▶ **DATA FOR THE TASK**
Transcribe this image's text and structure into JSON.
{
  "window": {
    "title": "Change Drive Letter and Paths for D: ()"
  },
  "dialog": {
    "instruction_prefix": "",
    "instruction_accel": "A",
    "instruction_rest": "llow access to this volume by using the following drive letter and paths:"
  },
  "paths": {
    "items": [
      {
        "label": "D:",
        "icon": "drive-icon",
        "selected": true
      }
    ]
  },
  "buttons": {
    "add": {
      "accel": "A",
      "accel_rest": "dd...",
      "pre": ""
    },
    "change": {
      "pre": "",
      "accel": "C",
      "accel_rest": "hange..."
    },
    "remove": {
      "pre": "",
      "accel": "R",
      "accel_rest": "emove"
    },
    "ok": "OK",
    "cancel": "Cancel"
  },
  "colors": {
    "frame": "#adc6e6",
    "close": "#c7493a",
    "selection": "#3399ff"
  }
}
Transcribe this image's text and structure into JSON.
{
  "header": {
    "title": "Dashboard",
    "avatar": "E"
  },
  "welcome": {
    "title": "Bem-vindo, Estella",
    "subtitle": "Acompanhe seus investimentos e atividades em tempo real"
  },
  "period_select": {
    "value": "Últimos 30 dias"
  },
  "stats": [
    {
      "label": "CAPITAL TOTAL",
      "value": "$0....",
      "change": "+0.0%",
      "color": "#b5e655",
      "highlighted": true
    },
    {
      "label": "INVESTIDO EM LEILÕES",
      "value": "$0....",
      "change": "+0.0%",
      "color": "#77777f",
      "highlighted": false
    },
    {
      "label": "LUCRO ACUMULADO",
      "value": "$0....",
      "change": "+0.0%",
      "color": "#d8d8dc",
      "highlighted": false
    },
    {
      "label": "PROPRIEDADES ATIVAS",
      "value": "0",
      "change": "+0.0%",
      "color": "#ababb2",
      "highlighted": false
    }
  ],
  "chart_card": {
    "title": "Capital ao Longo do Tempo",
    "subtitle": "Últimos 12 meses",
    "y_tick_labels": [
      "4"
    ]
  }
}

▶ **PROBLEM DETAILS**
Return solely the number of lines in the data that include the word "Últimos".

▶ **FULL OUTPUT**
2